TASK DETAILS:
Quote, without change, all of the lines that follow.

DATA SUPPLIED:
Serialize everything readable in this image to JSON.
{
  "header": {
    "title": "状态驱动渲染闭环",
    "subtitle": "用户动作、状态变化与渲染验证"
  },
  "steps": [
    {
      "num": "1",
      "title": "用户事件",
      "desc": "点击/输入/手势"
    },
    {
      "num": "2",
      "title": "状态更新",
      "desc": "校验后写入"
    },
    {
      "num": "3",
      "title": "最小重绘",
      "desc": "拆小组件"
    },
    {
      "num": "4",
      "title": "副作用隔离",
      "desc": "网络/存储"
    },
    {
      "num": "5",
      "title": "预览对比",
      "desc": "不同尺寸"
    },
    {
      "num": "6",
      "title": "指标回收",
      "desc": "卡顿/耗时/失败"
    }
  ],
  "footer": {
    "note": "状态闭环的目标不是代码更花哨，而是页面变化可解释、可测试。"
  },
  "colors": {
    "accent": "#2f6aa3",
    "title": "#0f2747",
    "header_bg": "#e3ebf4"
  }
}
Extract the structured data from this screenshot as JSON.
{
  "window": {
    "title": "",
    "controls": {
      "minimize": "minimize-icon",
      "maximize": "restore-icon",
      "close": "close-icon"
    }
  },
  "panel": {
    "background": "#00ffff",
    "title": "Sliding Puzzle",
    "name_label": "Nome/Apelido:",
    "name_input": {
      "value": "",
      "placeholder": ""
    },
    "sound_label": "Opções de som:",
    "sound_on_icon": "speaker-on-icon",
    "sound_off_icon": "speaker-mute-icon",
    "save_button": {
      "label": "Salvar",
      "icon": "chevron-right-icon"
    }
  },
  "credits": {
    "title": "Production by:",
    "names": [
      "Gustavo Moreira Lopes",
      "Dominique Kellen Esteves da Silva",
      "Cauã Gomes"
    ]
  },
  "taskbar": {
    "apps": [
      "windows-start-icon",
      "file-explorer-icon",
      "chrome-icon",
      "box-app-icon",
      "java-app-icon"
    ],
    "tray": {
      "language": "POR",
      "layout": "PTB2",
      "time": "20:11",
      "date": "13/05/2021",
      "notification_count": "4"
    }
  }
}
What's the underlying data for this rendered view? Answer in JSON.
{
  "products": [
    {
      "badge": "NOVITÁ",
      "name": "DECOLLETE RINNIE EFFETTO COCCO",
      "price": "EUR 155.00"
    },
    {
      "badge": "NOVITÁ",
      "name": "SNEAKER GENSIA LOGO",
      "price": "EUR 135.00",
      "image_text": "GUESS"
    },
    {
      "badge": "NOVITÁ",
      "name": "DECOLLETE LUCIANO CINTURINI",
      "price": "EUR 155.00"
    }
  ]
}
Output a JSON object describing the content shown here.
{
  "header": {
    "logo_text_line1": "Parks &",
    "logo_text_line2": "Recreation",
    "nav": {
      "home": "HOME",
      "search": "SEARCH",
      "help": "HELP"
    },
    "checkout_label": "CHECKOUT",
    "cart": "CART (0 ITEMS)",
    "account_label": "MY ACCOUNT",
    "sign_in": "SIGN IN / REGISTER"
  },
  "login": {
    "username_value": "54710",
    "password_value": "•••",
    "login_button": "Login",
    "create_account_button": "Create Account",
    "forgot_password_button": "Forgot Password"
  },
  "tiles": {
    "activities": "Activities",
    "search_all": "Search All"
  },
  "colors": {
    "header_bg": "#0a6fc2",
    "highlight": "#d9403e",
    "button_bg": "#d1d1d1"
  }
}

EXERCISE ANSWER:
Serialize everything readable in this image to JSON.
{
  "header": {
    "title": "状态驱动渲染闭环",
    "subtitle": "用户动作、状态变化与渲染验证"
  },
  "steps": [
    {
      "num": "1",
      "title": "用户事件",
      "desc": "点击/输入/手势"
    },
    {
      "num": "2",
      "title": "状态更新",
      "desc": "校验后写入"
    },
    {
      "num": "3",
      "title": "最小重绘",
      "desc": "拆小组件"
    },
    {
      "num": "4",
      "title": "副作用隔离",
      "desc": "网络/存储"
    },
    {
      "num": "5",
      "title": "预览对比",
      "desc": "不同尺寸"
    },
    {
      "num": "6",
      "title": "指标回收",
      "desc": "卡顿/耗时/失败"
    }
  ],
  "footer": {
    "note": "状态闭环的目标不是代码更花哨，而是页面变化可解释、可测试。"
  },
  "colors": {
    "accent": "#2f6aa3",
    "title": "#0f2747",
    "header_bg": "#e3ebf4"
  }
}
Extract the structured data from this screenshot as JSON.
{
  "window": {
    "title": "",
    "controls": {
      "minimize": "minimize-icon",
      "maximize": "restore-icon",
      "close": "close-icon"
    }
  },
  "panel": {
    "background": "#00ffff",
    "title": "Sliding Puzzle",
    "name_label": "Nome/Apelido:",
    "name_input": {
      "value": "",
      "placeholder": ""
    },
    "sound_label": "Opções de som:",
    "sound_on_icon": "speaker-on-icon",
    "sound_off_icon": "speaker-mute-icon",
    "save_button": {
      "label": "Salvar",
      "icon": "chevron-right-icon"
    }
  },
  "credits": {
    "title": "Production by:",
    "names": [
      "Gustavo Moreira Lopes",
      "Dominique Kellen Esteves da Silva",
      "Cauã Gomes"
    ]
  },
  "taskbar": {
    "apps": [
      "windows-start-icon",
      "file-explorer-icon",
      "chrome-icon",
      "box-app-icon",
      "java-app-icon"
    ],
    "tray": {
      "language": "POR",
      "layout": "PTB2",
      "time": "20:11",
      "date": "13/05/2021",
      "notification_count": "4"
    }
  }
}
What's the underlying data for this rendered view? Answer in JSON.
{
  "products": [
    {
      "badge": "NOVITÁ",
      "name": "DECOLLETE RINNIE EFFETTO COCCO",
      "price": "EUR 155.00"
    },
    {
      "badge": "NOVITÁ",
      "name": "SNEAKER GENSIA LOGO",
      "price": "EUR 135.00",
      "image_text": "GUESS"
    },
    {
      "badge": "NOVITÁ",
      "name": "DECOLLETE LUCIANO CINTURINI",
      "price": "EUR 155.00"
    }
  ]
}
Output a JSON object describing the content shown here.
{
  "header": {
    "logo_text_line1": "Parks &",
    "logo_text_line2": "Recreation",
    "nav": {
      "home": "HOME",
      "search": "SEARCH",
      "help": "HELP"
    },
    "checkout_label": "CHECKOUT",
    "cart": "CART (0 ITEMS)",
    "account_label": "MY ACCOUNT",
    "sign_in": "SIGN IN / REGISTER"
  },
  "login": {
    "username_value": "54710",
    "password_value": "•••",
    "login_button": "Login",
    "create_account_button": "Create Account",
    "forgot_password_button": "Forgot Password"
  },
  "tiles": {
    "activities": "Activities",
    "search_all": "Search All"
  },
  "colors": {
    "header_bg": "#0a6fc2",
    "highlight": "#d9403e",
    "button_bg": "#d1d1d1"
  }
}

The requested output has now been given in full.